Apache Tika Meetups

1) Hands-on tika-eval module workshop, Part 1

November 9, 2021, Tuesday 11am EST/4pm UTC

The dial-in information is available to those who register via Meetup.

This workshop is designed for hands-on tech folks who can run Tika from the commandline or can curl to a local tika-server.

Stay tuned for prerequisites, resources and an agenda!

The following is all a work in progress. Please check back right before the workshop!

Prerequisites:

java >= 8
tika-eval app and tika-app jars: https://dlcdn.apache.org/tika/2.1.0/tika-eval-app-2.1.0.jar and https://dlcdn.apache.org/tika/2.1.0/tika-app-2.1.0.jar
JSON editor/viewer (jq should be sufficient. I like Sublime with the PrettyJSON plugin https://github.com/dzhibas/SublimePrettyJson)

- Your goal -
Carry on the Apache Tika meetup page from its last line, "JSON editor/viewer (jq should be sufficient...)", in the same style.

- Dataset entries -
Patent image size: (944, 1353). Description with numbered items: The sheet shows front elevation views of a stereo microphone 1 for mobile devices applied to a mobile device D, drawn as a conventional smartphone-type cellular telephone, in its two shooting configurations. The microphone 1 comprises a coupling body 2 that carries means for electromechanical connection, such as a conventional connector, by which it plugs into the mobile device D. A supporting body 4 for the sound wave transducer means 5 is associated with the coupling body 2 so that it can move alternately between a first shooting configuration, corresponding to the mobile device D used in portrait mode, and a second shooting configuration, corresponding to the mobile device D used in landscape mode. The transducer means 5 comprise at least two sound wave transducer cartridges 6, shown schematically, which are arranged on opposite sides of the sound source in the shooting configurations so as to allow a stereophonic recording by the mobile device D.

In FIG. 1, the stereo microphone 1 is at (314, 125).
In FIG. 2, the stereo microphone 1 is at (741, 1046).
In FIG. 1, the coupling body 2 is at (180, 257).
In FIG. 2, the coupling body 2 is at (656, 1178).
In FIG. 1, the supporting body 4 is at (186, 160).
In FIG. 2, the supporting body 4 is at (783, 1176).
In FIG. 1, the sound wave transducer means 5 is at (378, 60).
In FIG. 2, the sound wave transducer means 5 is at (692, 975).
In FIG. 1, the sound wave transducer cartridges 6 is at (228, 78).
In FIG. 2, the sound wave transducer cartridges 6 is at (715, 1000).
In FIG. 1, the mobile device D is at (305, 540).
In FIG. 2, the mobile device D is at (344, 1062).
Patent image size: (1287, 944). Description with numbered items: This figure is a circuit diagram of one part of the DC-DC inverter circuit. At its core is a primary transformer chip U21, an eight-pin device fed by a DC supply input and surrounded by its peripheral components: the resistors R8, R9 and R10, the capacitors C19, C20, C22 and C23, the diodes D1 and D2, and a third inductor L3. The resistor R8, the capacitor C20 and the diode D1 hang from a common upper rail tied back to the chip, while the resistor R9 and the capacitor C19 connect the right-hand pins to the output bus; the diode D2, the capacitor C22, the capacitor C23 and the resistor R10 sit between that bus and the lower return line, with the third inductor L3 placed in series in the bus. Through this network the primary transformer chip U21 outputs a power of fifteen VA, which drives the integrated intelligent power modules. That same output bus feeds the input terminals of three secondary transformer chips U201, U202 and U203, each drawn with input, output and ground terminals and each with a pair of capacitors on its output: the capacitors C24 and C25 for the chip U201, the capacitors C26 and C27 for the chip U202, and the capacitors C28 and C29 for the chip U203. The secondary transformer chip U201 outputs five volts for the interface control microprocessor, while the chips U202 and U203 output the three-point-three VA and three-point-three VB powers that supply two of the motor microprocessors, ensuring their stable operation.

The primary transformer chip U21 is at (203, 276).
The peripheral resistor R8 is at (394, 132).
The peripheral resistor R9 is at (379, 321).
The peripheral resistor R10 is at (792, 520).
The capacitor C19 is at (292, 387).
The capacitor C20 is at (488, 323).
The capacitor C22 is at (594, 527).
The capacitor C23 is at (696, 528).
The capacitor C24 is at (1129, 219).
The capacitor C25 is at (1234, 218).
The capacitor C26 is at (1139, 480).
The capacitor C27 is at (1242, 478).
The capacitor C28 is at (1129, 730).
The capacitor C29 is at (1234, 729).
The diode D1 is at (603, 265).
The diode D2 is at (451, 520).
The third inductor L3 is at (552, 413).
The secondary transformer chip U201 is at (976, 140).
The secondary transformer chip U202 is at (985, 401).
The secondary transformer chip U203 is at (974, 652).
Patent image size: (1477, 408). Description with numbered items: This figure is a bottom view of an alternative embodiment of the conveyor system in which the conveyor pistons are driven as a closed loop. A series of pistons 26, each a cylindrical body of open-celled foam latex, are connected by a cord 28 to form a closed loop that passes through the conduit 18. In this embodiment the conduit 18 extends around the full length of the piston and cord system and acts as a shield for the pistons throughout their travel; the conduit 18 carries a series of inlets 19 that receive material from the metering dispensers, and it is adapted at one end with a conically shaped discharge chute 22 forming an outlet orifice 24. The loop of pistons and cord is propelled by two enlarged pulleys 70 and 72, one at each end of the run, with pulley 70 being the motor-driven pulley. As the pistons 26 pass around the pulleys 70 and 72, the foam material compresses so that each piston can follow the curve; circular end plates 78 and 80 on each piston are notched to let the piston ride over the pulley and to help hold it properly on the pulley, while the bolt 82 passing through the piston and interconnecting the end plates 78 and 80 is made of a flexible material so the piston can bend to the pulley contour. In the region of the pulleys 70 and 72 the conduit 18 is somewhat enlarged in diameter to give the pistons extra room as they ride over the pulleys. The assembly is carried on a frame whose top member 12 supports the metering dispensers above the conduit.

- Right answer -
XLSX viewer (Excel or Open/LibreOffice)

Optional materials:

tika-server-standard jar: https://dlcdn.apache.org/tika/2.1.0/tika-server-standard-2.1.0.jar
tika-eval-core.jar: https://repo1.maven.org/maven2/org/apache/tika/tika-eval-core/2.1.0/tika-eval-core-2.1.0.jar
If you'd like to experiment with tesseract, make sure that tesseract is installed and callable as 'tesseract' from your commandline.
Some knowledge of SQL

Example docs, extracts and config files: tika-eval-workshop-20211109.tgz

Before the class, you should unzip the tika-eval-workshop-20211109.tgz (tar -xzvf tika-eval-workshop-20211109.tgz), move the tika-app-2.1.0.jar into the tika-eval-workshop-20211109/ folder and run tika-app on the docs directory: java -jar tika-app-2.1.0.jar -J -t -i docs -o extracts/my_extracts

Note: There's a bug in the default logging configuration for tika-app in batch mode (e.g. "No configuration found for '4b85612c' at 'null' in 'null'..."). This is fixed in the latest tika-app and will be available in the next release 2.1.1.

2) Hands-on tika-pipes module workshop

December 2, 2021, Thursday 12pm (NOON) EST/5pm UTC

The dial-in information is available to those who register via Meetup.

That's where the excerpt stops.